資料のうち、「Legend: Ukrainians, Immigrants」を含む行から「Point [115,359,138,373]」を含む行までを、両端の行も含めて一字も変えずに書き出しなさい。

(要素の位置データ)
______

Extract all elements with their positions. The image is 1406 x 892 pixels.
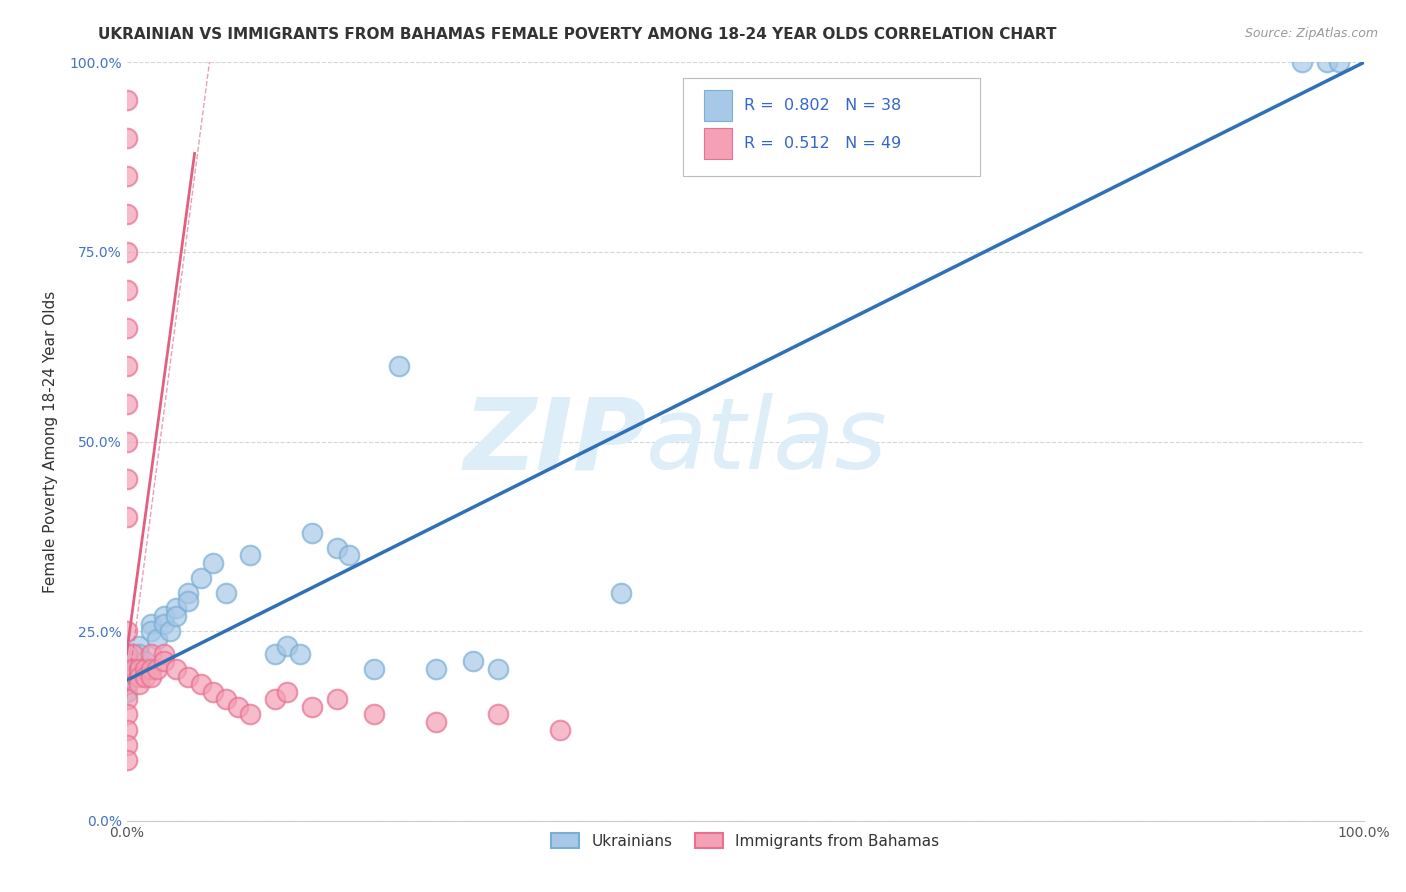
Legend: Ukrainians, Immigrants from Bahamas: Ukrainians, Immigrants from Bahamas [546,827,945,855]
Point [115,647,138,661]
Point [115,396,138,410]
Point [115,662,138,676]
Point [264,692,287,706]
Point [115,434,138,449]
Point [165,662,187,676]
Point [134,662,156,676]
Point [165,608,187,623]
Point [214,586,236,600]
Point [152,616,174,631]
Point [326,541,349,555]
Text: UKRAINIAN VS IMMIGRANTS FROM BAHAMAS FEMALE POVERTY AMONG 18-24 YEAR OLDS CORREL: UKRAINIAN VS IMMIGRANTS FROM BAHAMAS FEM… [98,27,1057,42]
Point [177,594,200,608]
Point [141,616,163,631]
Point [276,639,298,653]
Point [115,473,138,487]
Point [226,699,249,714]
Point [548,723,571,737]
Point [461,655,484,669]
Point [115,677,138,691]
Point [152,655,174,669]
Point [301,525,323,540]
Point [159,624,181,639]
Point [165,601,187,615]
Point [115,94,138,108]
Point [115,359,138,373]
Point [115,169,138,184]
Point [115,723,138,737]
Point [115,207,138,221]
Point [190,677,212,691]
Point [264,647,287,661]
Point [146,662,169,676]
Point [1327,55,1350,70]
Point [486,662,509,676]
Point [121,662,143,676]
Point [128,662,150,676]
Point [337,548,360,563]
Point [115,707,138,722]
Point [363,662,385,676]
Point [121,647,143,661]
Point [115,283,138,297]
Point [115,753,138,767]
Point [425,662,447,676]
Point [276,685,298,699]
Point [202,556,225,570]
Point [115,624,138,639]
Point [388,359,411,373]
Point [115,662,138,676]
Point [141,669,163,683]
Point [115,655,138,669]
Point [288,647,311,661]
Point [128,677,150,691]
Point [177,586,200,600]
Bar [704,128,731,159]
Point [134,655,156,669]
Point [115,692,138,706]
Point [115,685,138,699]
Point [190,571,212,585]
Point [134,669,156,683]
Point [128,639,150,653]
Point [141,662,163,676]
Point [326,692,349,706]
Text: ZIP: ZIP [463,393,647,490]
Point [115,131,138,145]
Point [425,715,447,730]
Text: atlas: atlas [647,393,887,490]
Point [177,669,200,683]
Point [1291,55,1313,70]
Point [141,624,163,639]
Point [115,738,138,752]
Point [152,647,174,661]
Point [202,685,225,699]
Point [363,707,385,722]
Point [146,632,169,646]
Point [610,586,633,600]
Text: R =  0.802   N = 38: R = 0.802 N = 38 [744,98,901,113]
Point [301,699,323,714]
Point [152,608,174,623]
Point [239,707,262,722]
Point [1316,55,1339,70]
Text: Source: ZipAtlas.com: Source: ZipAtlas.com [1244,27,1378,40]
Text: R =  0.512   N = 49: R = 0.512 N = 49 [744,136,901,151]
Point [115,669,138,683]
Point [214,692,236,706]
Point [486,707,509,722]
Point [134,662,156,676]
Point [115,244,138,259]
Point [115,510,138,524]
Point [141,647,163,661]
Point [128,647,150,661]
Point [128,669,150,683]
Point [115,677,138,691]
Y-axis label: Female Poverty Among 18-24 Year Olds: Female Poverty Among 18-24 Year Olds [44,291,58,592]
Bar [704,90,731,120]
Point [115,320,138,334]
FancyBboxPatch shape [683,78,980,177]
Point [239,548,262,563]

______

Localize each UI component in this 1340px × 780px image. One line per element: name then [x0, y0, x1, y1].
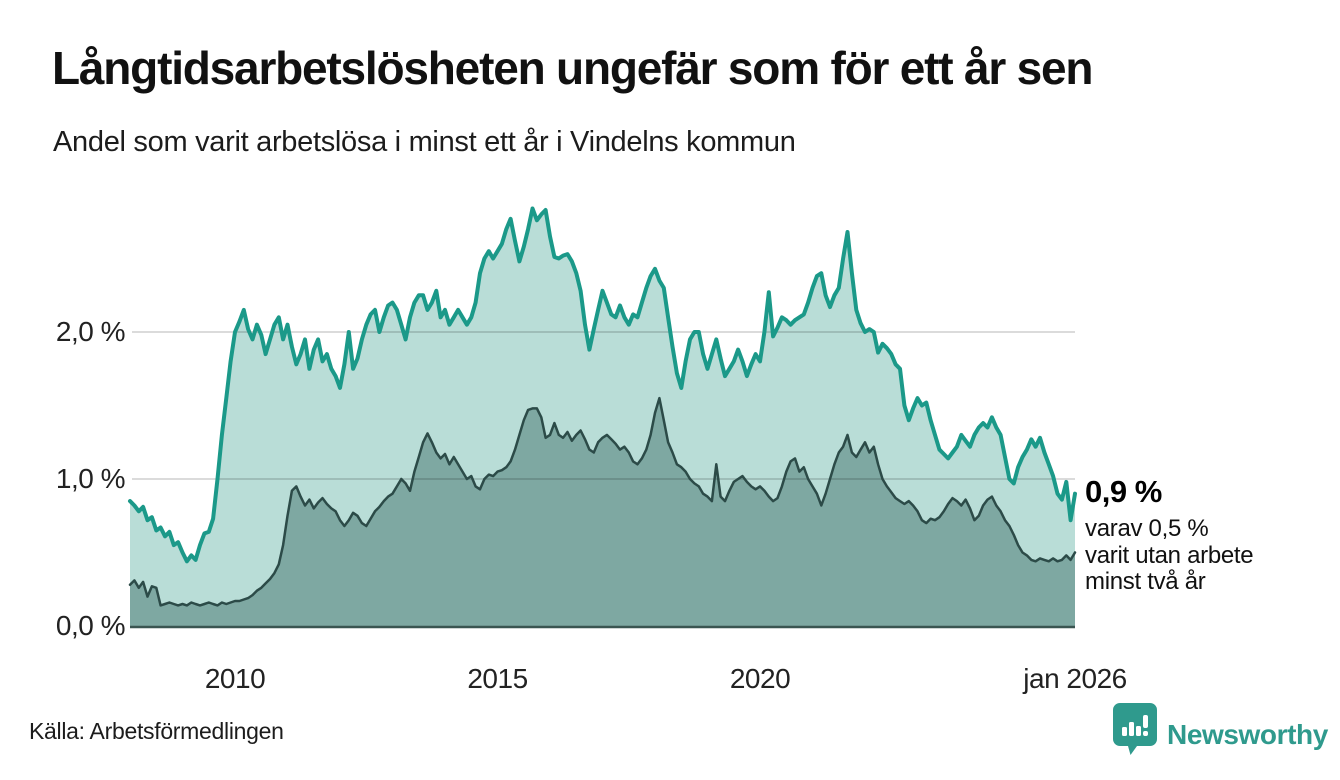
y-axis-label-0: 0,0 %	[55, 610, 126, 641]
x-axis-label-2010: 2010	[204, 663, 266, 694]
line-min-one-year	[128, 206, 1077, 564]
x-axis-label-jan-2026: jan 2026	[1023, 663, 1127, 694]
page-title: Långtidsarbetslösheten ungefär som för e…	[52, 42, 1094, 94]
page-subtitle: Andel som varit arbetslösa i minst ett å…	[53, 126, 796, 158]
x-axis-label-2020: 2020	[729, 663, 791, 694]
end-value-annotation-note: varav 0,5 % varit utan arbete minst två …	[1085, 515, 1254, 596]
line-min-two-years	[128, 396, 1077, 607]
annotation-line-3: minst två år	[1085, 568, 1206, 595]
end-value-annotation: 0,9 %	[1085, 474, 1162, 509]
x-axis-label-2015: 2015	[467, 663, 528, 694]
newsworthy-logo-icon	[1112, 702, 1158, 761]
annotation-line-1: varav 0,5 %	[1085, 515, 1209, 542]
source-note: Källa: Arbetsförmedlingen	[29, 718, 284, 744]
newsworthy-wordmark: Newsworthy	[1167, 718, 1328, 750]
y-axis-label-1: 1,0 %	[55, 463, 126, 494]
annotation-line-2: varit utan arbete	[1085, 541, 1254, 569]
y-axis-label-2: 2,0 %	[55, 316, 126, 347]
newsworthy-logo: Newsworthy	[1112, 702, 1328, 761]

______

解答例>
Legend: Ukrainians, Immigrants from Bahamas: Ukrainians, Immigrants from Bahamas [546,827,945,855]
Point [115,647,138,661]
Point [115,396,138,410]
Point [115,662,138,676]
Point [264,692,287,706]
Point [115,434,138,449]
Point [165,662,187,676]
Point [134,662,156,676]
Point [165,608,187,623]
Point [214,586,236,600]
Point [152,616,174,631]
Point [326,541,349,555]
Text: UKRAINIAN VS IMMIGRANTS FROM BAHAMAS FEMALE POVERTY AMONG 18-24 YEAR OLDS CORREL: UKRAINIAN VS IMMIGRANTS FROM BAHAMAS FEM… [98,27,1057,42]
Point [177,594,200,608]
Point [141,616,163,631]
Point [276,639,298,653]
Point [115,473,138,487]
Point [226,699,249,714]
Point [548,723,571,737]
Point [461,655,484,669]
Point [115,677,138,691]
Point [152,655,174,669]
Point [301,525,323,540]
Point [159,624,181,639]
Point [165,601,187,615]
Point [115,94,138,108]
Point [115,359,138,373]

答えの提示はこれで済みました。